What you are asked to do.
Identify every line in the records below that contains the word "name", and reproduce each one.

Entries from a visual dataset.
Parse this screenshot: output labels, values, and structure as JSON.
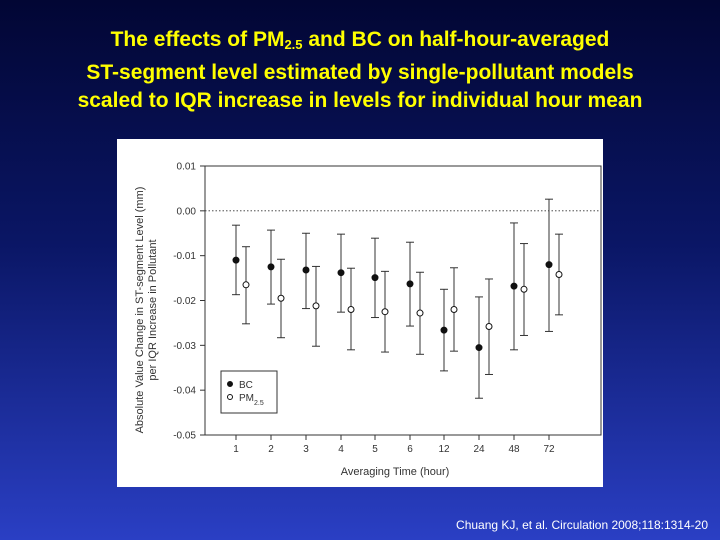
{
  "slide": {
    "title_line1_pre": "The effects of PM",
    "title_line1_sub": "2.5",
    "title_line1_post": " and BC on half-hour-averaged",
    "title_line2": "ST-segment level estimated by single-pollutant models",
    "title_line3": "scaled to IQR increase in levels for individual hour mean",
    "citation": "Chuang KJ, et al. Circulation 2008;118:1314-20"
  },
  "colors": {
    "title": "#ffff00",
    "background_top": "#020634",
    "background_bottom": "#2a3fc4",
    "panel": "#ffffff",
    "ink": "#333333"
  },
  "chart_data": {
    "type": "scatter",
    "xlabel": "Averaging Time (hour)",
    "ylabel_line1": "Absolute Value Change in ST-segment Level (mm)",
    "ylabel_line2": "per IQR Increase in Pollutant",
    "categories": [
      "1",
      "2",
      "3",
      "4",
      "5",
      "6",
      "12",
      "24",
      "48",
      "72"
    ],
    "ylim": [
      -0.05,
      0.01
    ],
    "yticks": [
      0.01,
      0.0,
      -0.01,
      -0.02,
      -0.03,
      -0.04,
      -0.05
    ],
    "ytick_labels": [
      "0.01",
      "0.00",
      "-0.01",
      "-0.02",
      "-0.03",
      "-0.04",
      "-0.05"
    ],
    "reference_line": 0.0,
    "legend": {
      "placement": "bottom-left",
      "bc_label": "BC",
      "pm_label_pre": "PM",
      "pm_label_sub": "2.5"
    },
    "series": [
      {
        "name": "BC",
        "marker": "filled-circle",
        "values": [
          -0.011,
          -0.0125,
          -0.0132,
          -0.0138,
          -0.0149,
          -0.0163,
          -0.0266,
          -0.0305,
          -0.0168,
          -0.012
        ],
        "lower": [
          -0.0187,
          -0.0208,
          -0.0218,
          -0.0226,
          -0.0238,
          -0.0257,
          -0.0357,
          -0.0418,
          -0.031,
          -0.0269
        ],
        "upper": [
          -0.0032,
          -0.0043,
          -0.005,
          -0.0052,
          -0.0061,
          -0.007,
          -0.0175,
          -0.0192,
          -0.0027,
          0.0026
        ]
      },
      {
        "name": "PM2.5",
        "marker": "open-circle",
        "values": [
          -0.0165,
          -0.0195,
          -0.0212,
          -0.022,
          -0.0225,
          -0.0228,
          -0.022,
          -0.0258,
          -0.0175,
          -0.0142
        ],
        "lower": [
          -0.0252,
          -0.0283,
          -0.0302,
          -0.031,
          -0.0315,
          -0.032,
          -0.0313,
          -0.0365,
          -0.0278,
          -0.0232
        ],
        "upper": [
          -0.008,
          -0.0108,
          -0.0124,
          -0.0128,
          -0.0135,
          -0.0137,
          -0.0127,
          -0.0152,
          -0.0073,
          -0.0052
        ]
      }
    ]
  }
}
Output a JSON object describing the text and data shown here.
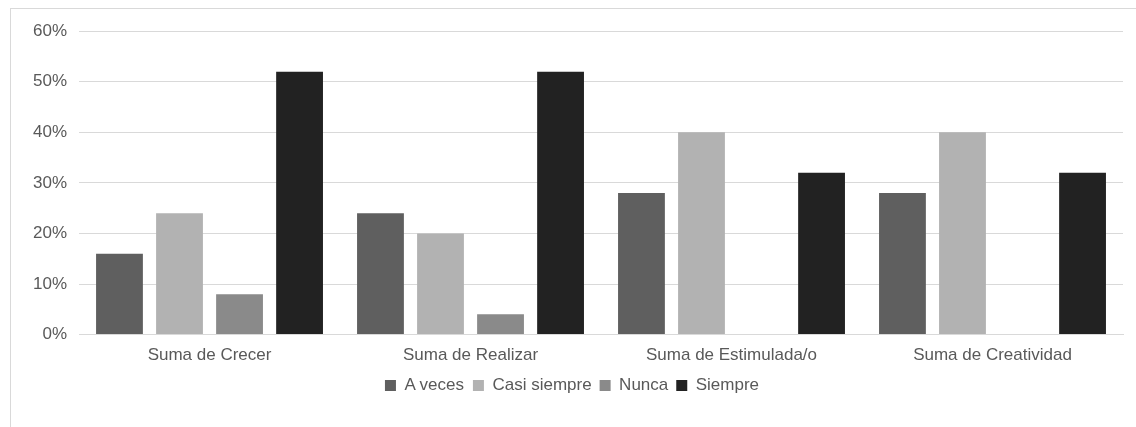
{
  "chart_data": {
    "type": "bar",
    "categories": [
      "Suma de Crecer",
      "Suma de Realizar",
      "Suma de Estimulada/o",
      "Suma de Creatividad"
    ],
    "series": [
      {
        "name": "A veces",
        "color": "#5f5f5f",
        "values": [
          16,
          24,
          28,
          28
        ]
      },
      {
        "name": "Casi siempre",
        "color": "#b2b2b2",
        "values": [
          24,
          20,
          40,
          40
        ]
      },
      {
        "name": "Nunca",
        "color": "#8a8a8a",
        "values": [
          8,
          4,
          0,
          0
        ]
      },
      {
        "name": "Siempre",
        "color": "#222222",
        "values": [
          52,
          52,
          32,
          32
        ]
      }
    ],
    "ylim": [
      0,
      60
    ],
    "yticks": [
      {
        "value": 0,
        "label": "0%"
      },
      {
        "value": 10,
        "label": "10%"
      },
      {
        "value": 20,
        "label": "20%"
      },
      {
        "value": 30,
        "label": "30%"
      },
      {
        "value": 40,
        "label": "40%"
      },
      {
        "value": 50,
        "label": "50%"
      },
      {
        "value": 60,
        "label": "60%"
      }
    ],
    "grid": "y",
    "legend": "bottom"
  }
}
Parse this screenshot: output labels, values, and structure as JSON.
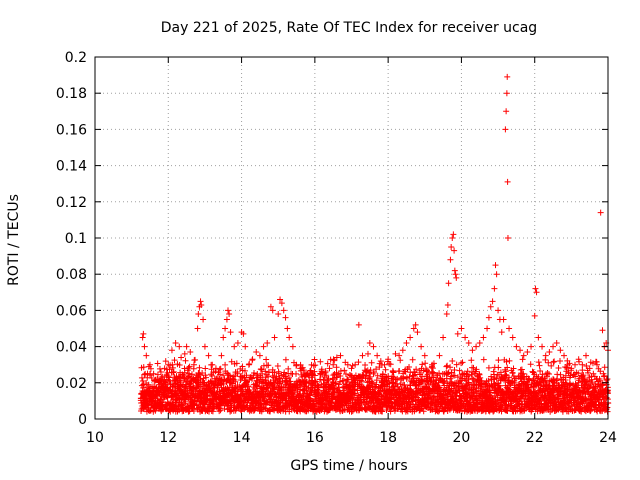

Response for this exercise.
        "name": "BC",
        "name": "PM2.5",
        "name": "A veces",
        "name": "Casi siempre",
        "name": "Nunca",
        "name": "Siempre",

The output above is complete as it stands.